* start *
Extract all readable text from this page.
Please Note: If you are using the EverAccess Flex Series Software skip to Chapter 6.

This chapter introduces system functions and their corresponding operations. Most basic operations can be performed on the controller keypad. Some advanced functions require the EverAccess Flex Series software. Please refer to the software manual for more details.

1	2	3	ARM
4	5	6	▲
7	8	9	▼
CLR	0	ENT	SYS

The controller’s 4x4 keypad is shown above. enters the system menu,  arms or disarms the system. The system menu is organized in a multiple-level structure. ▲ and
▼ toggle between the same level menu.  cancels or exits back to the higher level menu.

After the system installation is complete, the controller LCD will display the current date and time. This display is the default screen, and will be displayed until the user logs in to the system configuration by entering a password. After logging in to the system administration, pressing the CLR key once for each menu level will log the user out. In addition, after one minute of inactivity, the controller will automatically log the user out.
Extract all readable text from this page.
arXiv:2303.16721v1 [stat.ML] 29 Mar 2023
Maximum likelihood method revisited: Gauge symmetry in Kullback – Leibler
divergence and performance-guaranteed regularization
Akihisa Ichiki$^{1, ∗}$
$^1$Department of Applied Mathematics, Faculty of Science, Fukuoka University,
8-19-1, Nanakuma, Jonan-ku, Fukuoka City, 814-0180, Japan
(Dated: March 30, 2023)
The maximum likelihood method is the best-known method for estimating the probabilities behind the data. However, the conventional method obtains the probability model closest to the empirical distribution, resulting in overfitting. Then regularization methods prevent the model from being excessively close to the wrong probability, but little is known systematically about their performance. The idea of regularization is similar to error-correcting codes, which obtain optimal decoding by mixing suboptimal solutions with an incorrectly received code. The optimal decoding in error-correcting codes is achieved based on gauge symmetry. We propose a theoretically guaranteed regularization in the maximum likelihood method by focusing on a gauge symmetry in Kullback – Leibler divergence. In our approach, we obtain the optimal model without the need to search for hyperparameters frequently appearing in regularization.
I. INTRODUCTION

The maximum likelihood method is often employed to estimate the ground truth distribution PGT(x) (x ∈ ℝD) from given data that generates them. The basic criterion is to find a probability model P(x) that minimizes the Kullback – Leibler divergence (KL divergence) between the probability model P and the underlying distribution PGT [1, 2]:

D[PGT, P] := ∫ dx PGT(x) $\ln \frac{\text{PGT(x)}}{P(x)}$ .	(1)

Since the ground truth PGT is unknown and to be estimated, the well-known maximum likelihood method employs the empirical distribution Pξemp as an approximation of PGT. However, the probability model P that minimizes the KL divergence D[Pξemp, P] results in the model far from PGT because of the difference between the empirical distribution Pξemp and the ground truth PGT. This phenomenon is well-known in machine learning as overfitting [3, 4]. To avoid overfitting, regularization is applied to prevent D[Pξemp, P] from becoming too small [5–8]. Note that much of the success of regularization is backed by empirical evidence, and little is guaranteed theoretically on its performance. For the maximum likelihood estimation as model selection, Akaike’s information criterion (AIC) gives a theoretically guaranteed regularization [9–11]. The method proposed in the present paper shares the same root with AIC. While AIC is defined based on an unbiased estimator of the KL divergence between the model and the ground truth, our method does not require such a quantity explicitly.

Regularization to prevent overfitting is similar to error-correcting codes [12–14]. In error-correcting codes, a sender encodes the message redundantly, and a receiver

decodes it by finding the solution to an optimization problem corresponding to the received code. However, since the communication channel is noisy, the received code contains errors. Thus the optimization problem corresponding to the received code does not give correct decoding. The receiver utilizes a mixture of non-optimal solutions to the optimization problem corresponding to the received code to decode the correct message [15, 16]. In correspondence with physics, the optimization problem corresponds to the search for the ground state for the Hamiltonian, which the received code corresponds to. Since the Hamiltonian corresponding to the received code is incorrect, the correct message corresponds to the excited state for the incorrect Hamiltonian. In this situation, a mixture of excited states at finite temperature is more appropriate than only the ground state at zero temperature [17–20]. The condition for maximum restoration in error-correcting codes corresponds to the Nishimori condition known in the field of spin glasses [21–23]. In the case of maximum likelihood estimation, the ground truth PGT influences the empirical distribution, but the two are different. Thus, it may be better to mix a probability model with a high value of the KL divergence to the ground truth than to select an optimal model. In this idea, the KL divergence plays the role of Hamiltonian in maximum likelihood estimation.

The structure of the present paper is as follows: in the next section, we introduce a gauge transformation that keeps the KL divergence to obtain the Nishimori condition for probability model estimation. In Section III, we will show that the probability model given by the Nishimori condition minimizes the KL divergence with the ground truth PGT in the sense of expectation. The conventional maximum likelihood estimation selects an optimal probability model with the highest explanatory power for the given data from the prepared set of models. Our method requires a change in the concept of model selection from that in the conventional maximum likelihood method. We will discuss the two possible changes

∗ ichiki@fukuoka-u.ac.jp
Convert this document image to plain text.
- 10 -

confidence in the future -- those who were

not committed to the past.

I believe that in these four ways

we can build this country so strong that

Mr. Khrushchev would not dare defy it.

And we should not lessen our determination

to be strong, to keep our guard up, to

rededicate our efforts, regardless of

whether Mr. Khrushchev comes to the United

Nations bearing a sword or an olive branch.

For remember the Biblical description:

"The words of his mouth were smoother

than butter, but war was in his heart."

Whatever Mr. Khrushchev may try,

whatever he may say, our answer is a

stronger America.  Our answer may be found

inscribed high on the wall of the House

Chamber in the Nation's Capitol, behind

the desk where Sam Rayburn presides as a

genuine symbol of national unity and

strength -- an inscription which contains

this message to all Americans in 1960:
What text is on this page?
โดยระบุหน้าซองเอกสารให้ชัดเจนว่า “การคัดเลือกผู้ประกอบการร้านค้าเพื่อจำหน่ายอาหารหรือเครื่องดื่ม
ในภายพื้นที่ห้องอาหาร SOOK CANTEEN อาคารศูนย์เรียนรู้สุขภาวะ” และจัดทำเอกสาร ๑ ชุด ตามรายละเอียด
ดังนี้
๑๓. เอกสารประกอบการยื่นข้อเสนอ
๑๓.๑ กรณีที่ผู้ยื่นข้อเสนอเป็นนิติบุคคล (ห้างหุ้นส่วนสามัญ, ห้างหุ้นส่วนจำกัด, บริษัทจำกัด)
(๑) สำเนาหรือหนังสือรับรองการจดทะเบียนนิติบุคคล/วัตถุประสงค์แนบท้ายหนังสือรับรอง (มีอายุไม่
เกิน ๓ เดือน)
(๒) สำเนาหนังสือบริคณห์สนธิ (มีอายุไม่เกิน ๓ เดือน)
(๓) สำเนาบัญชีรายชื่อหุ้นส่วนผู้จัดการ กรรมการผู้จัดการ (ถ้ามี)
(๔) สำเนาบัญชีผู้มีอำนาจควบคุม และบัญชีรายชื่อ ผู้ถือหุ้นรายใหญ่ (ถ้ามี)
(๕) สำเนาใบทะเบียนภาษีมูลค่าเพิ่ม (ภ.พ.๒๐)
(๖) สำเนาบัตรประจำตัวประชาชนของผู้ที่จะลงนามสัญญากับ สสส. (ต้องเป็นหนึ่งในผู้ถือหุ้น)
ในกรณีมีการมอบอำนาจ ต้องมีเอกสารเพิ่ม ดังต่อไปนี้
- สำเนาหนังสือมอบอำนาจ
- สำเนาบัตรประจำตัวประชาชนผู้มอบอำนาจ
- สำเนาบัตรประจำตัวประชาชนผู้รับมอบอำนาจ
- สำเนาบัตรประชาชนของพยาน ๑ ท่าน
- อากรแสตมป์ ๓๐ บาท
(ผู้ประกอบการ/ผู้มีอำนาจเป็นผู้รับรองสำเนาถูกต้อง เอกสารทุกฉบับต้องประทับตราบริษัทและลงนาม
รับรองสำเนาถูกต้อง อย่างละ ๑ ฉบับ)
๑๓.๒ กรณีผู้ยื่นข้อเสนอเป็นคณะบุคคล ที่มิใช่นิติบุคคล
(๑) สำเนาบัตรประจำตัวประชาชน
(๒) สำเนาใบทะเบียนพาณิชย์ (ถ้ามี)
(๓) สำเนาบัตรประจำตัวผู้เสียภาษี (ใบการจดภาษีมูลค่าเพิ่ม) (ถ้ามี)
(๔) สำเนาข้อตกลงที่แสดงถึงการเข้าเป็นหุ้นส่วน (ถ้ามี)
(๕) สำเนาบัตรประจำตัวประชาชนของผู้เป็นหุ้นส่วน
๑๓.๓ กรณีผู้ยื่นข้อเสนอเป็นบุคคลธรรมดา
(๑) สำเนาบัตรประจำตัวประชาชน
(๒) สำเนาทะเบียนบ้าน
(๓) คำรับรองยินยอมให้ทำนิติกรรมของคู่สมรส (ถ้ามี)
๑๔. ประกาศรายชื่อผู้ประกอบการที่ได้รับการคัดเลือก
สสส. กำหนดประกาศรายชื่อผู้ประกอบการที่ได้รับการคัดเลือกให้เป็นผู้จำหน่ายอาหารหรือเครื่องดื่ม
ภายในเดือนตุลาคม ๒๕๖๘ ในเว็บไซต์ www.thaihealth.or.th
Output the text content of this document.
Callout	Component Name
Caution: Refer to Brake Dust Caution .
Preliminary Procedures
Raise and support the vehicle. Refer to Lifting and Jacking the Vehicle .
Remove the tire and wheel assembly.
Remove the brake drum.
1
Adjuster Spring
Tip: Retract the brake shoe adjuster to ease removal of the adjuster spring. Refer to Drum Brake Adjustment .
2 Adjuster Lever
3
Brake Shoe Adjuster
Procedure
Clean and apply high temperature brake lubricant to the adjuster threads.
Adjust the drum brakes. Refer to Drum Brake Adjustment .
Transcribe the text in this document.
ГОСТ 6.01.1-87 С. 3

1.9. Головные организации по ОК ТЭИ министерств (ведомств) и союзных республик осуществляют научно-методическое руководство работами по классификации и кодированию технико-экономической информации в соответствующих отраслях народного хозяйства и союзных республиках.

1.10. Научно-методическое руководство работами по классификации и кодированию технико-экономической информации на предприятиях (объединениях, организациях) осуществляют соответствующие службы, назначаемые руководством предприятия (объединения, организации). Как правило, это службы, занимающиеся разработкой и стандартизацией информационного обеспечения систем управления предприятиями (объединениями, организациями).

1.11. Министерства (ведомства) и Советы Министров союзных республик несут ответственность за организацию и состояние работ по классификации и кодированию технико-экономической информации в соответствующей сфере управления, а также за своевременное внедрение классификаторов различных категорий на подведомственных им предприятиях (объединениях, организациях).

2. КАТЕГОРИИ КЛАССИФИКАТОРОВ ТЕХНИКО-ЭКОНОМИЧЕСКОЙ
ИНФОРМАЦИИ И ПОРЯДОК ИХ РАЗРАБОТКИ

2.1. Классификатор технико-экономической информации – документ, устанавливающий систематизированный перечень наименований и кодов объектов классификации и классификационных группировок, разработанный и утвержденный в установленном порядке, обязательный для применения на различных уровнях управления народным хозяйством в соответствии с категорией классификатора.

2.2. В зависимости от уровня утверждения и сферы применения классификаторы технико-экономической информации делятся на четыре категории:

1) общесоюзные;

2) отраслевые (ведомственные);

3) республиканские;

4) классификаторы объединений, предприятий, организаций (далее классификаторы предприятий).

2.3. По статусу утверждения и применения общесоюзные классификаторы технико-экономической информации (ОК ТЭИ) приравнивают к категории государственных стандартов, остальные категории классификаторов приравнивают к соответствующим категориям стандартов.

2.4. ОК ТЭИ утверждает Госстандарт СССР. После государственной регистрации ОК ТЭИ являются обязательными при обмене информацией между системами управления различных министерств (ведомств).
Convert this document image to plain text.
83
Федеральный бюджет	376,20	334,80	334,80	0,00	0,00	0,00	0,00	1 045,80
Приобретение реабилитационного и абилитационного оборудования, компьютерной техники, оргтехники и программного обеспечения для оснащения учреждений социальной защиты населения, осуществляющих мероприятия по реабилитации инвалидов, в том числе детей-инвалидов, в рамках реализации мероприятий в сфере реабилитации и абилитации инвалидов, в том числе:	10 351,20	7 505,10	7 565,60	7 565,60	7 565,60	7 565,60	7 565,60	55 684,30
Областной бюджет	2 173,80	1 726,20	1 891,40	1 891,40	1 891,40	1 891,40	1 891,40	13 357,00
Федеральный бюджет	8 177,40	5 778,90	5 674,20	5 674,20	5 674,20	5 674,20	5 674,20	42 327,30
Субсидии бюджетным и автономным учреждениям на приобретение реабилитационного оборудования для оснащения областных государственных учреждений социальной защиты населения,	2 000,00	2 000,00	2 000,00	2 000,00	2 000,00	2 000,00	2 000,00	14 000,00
* end *
#### Given task:
A single figure is required: the number of lines above in which the word "Remove" occurs.

#### Solution for this problem:
2